RECORDS TO USE:

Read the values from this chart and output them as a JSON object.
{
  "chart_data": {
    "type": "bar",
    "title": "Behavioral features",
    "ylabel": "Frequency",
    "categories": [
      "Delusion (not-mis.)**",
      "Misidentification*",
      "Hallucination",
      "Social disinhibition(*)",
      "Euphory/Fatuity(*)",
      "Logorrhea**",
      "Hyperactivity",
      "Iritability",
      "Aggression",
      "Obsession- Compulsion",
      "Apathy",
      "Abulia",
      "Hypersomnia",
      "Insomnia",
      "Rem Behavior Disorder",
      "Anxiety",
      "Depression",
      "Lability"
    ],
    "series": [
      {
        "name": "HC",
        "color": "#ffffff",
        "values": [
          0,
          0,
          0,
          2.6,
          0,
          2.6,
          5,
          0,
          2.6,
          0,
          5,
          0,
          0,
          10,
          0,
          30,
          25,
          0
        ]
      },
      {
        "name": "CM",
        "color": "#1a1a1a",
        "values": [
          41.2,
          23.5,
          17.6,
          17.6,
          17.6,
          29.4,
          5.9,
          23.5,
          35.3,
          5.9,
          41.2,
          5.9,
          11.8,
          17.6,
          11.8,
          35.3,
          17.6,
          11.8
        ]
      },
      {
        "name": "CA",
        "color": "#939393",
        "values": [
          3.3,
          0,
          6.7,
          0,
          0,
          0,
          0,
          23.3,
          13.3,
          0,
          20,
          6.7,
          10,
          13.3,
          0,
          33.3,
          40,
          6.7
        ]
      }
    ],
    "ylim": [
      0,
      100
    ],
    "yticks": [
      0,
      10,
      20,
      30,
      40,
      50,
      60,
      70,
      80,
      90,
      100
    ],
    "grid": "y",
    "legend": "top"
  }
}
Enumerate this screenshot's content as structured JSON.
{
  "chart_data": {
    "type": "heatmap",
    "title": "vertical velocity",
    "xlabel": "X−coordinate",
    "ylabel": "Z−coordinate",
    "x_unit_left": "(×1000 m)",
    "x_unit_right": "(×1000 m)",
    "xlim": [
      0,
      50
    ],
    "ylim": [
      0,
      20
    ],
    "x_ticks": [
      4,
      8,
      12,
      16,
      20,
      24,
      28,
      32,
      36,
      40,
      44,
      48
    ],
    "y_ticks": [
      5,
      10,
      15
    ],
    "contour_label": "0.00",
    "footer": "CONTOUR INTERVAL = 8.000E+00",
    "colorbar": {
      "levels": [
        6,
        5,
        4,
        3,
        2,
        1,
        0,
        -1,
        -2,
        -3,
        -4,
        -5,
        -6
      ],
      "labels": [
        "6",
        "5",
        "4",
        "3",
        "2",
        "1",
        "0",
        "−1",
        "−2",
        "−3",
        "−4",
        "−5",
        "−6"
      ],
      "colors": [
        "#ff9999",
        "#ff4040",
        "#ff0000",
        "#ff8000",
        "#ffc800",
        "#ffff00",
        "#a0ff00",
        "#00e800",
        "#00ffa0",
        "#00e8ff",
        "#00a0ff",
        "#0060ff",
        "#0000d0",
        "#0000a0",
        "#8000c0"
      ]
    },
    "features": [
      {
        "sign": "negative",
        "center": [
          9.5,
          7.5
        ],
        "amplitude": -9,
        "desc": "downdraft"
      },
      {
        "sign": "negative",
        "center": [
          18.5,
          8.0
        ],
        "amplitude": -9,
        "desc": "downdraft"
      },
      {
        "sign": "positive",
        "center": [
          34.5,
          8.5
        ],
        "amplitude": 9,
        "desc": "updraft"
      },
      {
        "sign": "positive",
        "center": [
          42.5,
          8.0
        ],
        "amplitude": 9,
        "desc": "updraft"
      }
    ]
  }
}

AIM OF THE TASK:
From the entries above, return each line with the word "coordinate" in it.

EXERCISE ANSWER:
    "xlabel": "X−coordinate",
    "ylabel": "Z−coordinate",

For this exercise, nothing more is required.